# Provided information
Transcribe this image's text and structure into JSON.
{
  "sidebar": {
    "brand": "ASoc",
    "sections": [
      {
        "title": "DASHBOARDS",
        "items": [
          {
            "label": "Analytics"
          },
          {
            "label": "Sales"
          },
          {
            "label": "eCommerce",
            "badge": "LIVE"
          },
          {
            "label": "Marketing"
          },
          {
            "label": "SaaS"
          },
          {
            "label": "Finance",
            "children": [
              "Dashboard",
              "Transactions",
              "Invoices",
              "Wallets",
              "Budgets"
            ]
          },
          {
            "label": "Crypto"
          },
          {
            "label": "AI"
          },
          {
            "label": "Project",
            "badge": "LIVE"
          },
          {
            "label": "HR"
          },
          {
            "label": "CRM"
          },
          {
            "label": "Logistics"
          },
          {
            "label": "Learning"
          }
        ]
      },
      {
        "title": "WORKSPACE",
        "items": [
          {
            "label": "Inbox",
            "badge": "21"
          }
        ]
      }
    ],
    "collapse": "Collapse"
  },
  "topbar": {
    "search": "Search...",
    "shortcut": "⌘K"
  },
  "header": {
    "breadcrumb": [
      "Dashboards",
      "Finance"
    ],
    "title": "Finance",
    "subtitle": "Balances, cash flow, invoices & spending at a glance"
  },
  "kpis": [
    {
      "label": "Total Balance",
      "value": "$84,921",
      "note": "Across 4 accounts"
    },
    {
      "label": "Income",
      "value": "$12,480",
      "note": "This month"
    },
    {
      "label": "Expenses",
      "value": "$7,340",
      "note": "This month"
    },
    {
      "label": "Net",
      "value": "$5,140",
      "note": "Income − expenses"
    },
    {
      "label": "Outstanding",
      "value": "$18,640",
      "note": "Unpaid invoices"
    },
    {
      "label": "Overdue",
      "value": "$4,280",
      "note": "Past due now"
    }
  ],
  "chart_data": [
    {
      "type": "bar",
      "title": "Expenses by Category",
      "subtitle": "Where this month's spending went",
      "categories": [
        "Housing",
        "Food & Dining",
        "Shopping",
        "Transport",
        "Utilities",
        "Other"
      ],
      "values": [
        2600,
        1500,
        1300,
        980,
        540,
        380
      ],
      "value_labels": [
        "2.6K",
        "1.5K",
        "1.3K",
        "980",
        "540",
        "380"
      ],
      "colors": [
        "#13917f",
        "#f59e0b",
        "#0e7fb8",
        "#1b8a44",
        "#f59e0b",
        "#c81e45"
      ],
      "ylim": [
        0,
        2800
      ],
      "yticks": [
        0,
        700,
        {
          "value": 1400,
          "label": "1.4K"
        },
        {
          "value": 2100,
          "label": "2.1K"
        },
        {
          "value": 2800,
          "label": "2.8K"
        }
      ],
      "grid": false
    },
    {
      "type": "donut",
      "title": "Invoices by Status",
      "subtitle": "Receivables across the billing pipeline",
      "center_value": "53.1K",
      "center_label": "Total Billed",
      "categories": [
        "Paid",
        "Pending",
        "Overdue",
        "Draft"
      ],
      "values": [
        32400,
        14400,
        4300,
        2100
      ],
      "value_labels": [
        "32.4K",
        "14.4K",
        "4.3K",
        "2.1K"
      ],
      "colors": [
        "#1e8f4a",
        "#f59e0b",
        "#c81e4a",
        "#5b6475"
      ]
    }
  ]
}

# Given instruction
Above are some records; extract every one of them exactly.

# Final result
Transcribe this image's text and structure into JSON.
{
  "sidebar": {
    "brand": "ASoc",
    "sections": [
      {
        "title": "DASHBOARDS",
        "items": [
          {
            "label": "Analytics"
          },
          {
            "label": "Sales"
          },
          {
            "label": "eCommerce",
            "badge": "LIVE"
          },
          {
            "label": "Marketing"
          },
          {
            "label": "SaaS"
          },
          {
            "label": "Finance",
            "children": [
              "Dashboard",
              "Transactions",
              "Invoices",
              "Wallets",
              "Budgets"
            ]
          },
          {
            "label": "Crypto"
          },
          {
            "label": "AI"
          },
          {
            "label": "Project",
            "badge": "LIVE"
          },
          {
            "label": "HR"
          },
          {
            "label": "CRM"
          },
          {
            "label": "Logistics"
          },
          {
            "label": "Learning"
          }
        ]
      },
      {
        "title": "WORKSPACE",
        "items": [
          {
            "label": "Inbox",
            "badge": "21"
          }
        ]
      }
    ],
    "collapse": "Collapse"
  },
  "topbar": {
    "search": "Search...",
    "shortcut": "⌘K"
  },
  "header": {
    "breadcrumb": [
      "Dashboards",
      "Finance"
    ],
    "title": "Finance",
    "subtitle": "Balances, cash flow, invoices & spending at a glance"
  },
  "kpis": [
    {
      "label": "Total Balance",
      "value": "$84,921",
      "note": "Across 4 accounts"
    },
    {
      "label": "Income",
      "value": "$12,480",
      "note": "This month"
    },
    {
      "label": "Expenses",
      "value": "$7,340",
      "note": "This month"
    },
    {
      "label": "Net",
      "value": "$5,140",
      "note": "Income − expenses"
    },
    {
      "label": "Outstanding",
      "value": "$18,640",
      "note": "Unpaid invoices"
    },
    {
      "label": "Overdue",
      "value": "$4,280",
      "note": "Past due now"
    }
  ],
  "chart_data": [
    {
      "type": "bar",
      "title": "Expenses by Category",
      "subtitle": "Where this month's spending went",
      "categories": [
        "Housing",
        "Food & Dining",
        "Shopping",
        "Transport",
        "Utilities",
        "Other"
      ],
      "values": [
        2600,
        1500,
        1300,
        980,
        540,
        380
      ],
      "value_labels": [
        "2.6K",
        "1.5K",
        "1.3K",
        "980",
        "540",
        "380"
      ],
      "colors": [
        "#13917f",
        "#f59e0b",
        "#0e7fb8",
        "#1b8a44",
        "#f59e0b",
        "#c81e45"
      ],
      "ylim": [
        0,
        2800
      ],
      "yticks": [
        0,
        700,
        {
          "value": 1400,
          "label": "1.4K"
        },
        {
          "value": 2100,
          "label": "2.1K"
        },
        {
          "value": 2800,
          "label": "2.8K"
        }
      ],
      "grid": false
    },
    {
      "type": "donut",
      "title": "Invoices by Status",
      "subtitle": "Receivables across the billing pipeline",
      "center_value": "53.1K",
      "center_label": "Total Billed",
      "categories": [
        "Paid",
        "Pending",
        "Overdue",
        "Draft"
      ],
      "values": [
        32400,
        14400,
        4300,
        2100
      ],
      "value_labels": [
        "32.4K",
        "14.4K",
        "4.3K",
        "2.1K"
      ],
      "colors": [
        "#1e8f4a",
        "#f59e0b",
        "#c81e4a",
        "#5b6475"
      ]
    }
  ]
}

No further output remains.